Exercise requirements
Locate the lines that hold the string "Please". Copy every such line.

Data in this exercise
+---+

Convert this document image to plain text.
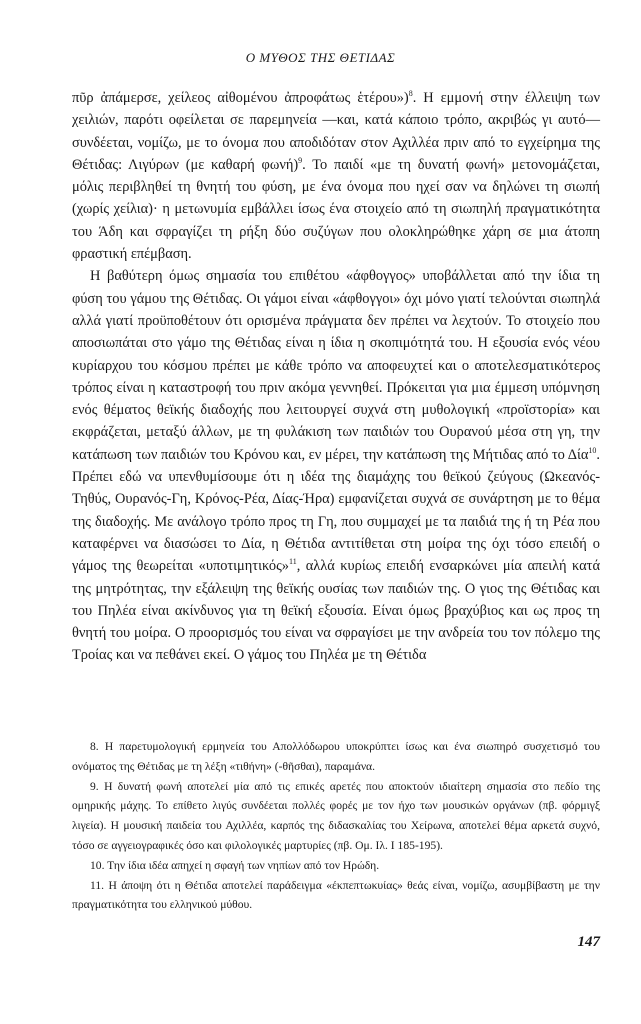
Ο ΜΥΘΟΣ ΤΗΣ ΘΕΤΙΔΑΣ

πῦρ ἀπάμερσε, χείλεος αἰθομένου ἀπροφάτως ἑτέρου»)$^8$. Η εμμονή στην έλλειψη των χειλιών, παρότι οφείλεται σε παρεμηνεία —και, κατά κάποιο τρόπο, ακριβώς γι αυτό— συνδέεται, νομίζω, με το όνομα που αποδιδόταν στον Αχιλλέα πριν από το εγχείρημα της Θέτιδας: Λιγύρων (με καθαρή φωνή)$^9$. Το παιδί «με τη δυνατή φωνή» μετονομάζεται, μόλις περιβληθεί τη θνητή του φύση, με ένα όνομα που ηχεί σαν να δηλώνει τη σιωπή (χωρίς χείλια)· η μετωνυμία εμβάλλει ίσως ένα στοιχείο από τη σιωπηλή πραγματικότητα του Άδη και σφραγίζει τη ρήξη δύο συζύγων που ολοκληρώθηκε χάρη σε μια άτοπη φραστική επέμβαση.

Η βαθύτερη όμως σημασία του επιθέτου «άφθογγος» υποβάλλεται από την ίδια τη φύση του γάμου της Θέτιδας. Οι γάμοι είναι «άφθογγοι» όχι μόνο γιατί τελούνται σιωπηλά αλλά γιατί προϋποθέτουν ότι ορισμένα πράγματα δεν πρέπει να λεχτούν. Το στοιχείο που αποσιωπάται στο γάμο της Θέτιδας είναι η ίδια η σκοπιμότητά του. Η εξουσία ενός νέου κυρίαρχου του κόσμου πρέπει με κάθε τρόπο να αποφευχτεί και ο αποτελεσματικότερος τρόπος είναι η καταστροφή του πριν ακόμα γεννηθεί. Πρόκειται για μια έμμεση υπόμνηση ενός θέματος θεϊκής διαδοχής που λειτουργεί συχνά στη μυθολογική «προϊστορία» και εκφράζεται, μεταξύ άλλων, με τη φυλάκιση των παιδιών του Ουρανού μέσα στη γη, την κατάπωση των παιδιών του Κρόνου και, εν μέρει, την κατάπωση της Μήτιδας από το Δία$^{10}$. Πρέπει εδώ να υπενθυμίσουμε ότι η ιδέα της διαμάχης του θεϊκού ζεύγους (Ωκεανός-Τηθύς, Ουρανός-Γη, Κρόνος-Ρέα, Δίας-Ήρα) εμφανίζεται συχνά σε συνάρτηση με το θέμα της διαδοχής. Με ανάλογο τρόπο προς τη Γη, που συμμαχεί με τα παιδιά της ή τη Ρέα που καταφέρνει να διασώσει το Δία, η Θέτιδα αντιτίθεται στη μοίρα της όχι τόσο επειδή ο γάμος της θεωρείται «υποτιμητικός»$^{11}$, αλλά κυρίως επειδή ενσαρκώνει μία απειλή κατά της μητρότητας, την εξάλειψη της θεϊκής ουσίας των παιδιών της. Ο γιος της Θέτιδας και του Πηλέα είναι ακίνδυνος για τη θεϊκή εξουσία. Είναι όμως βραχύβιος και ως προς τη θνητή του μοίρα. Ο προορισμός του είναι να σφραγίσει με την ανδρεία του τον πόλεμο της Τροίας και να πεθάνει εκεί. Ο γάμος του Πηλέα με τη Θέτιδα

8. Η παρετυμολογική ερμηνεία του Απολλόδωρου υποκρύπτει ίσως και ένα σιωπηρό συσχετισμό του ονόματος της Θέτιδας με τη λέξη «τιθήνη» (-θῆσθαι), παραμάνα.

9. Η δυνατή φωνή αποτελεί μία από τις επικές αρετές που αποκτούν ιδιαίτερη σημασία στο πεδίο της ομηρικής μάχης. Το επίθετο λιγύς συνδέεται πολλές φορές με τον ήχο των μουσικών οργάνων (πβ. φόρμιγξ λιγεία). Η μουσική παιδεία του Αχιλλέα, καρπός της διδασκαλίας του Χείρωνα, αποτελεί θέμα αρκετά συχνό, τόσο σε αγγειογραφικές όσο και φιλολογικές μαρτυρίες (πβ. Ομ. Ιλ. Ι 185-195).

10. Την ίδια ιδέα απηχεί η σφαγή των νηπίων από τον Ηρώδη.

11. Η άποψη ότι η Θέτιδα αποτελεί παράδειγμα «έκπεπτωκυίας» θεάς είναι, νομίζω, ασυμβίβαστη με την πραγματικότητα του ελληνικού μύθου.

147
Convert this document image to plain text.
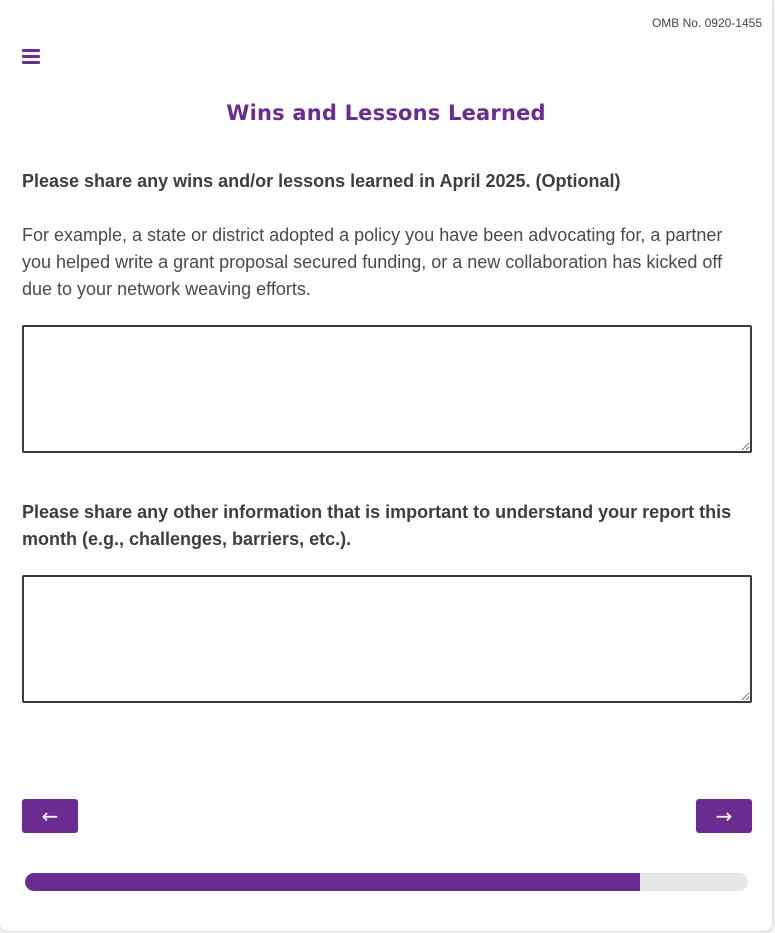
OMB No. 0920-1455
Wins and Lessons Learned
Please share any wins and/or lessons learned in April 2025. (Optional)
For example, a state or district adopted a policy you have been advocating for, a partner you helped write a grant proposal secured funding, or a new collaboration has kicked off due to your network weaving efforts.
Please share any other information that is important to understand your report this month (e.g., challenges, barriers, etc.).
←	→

+---+

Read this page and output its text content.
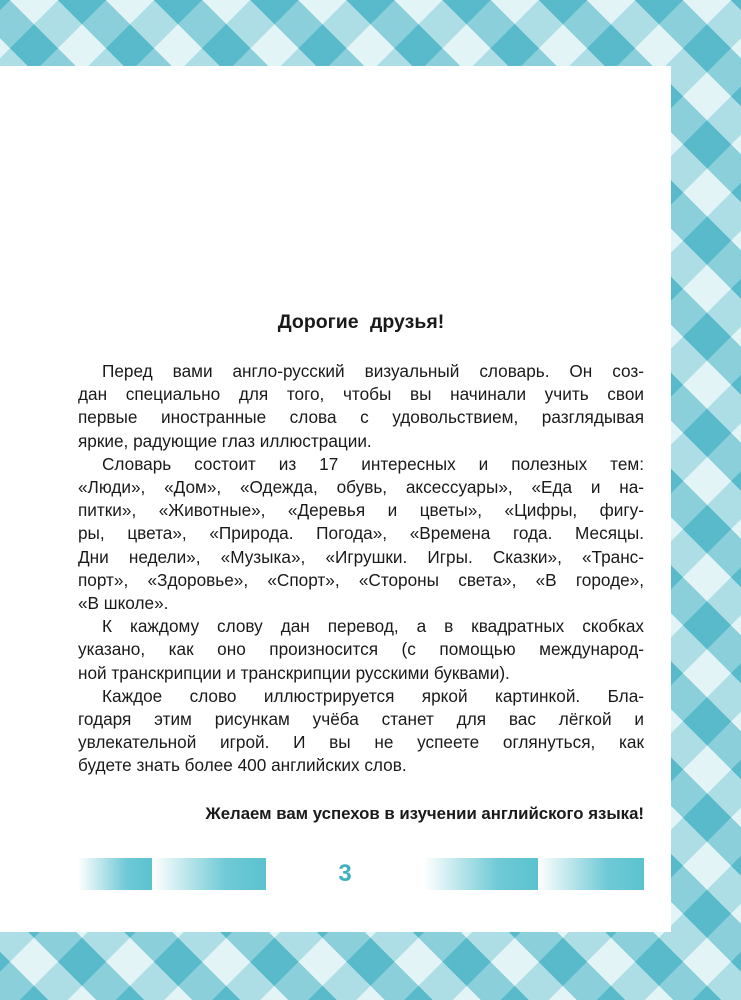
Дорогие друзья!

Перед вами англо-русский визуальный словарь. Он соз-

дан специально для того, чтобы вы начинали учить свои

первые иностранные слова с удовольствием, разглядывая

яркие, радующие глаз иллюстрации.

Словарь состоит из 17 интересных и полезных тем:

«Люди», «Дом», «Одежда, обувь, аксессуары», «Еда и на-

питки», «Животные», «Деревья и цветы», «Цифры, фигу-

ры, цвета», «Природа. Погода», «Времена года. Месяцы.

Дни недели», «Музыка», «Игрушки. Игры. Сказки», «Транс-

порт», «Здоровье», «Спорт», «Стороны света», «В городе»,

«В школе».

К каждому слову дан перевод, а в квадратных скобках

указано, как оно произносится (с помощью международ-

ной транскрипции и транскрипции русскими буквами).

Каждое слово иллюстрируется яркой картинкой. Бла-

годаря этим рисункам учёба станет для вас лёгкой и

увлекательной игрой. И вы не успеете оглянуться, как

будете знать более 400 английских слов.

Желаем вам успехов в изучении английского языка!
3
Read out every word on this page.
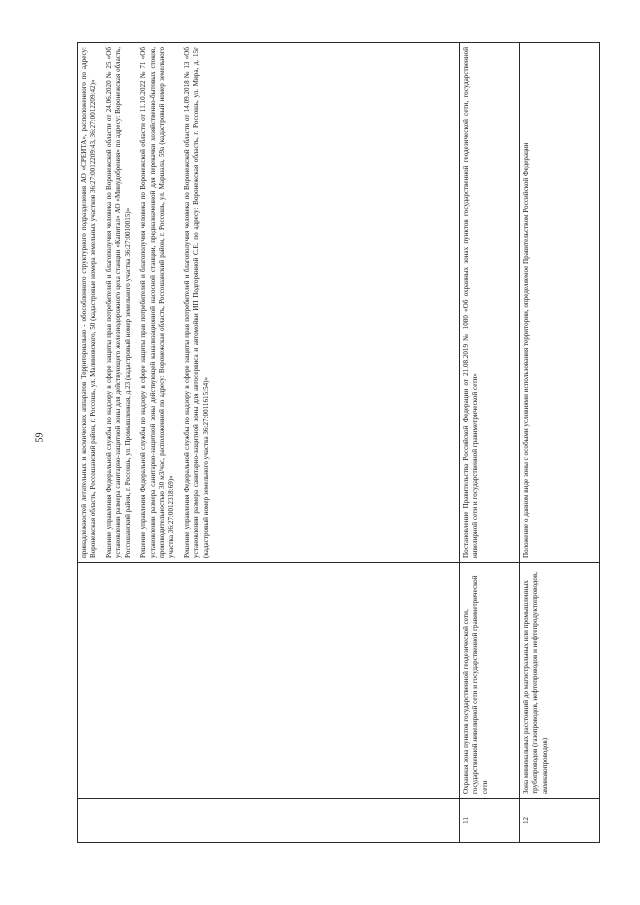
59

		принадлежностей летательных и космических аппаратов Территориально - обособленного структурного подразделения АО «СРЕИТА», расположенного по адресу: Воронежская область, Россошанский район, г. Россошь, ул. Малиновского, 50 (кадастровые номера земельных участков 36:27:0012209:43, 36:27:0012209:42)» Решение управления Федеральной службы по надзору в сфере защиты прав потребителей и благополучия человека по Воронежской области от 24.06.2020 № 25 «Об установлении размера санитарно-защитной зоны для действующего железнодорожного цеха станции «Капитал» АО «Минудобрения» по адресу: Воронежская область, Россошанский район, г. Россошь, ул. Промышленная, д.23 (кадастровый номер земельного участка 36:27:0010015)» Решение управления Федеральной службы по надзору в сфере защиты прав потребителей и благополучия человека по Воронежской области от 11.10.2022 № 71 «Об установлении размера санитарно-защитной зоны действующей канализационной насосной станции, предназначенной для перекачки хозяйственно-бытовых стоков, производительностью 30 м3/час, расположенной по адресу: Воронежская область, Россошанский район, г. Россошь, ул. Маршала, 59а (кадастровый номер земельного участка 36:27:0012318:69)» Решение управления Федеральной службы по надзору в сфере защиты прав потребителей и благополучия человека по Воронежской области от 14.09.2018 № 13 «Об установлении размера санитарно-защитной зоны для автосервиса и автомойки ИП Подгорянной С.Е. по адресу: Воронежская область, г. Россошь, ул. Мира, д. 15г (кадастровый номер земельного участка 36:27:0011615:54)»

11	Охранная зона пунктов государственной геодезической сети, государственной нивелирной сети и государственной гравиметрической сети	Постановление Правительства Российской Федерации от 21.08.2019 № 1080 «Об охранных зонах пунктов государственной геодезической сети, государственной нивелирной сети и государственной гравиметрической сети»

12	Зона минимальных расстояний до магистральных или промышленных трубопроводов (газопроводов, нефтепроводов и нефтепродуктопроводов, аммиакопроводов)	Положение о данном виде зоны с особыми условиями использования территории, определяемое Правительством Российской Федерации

+---+

Exercise output
Please share any wins and/or lessons learned in April 2025. (Optional)
Please share any other information that is important to understand your report this month (e.g., challenges, barriers, etc.).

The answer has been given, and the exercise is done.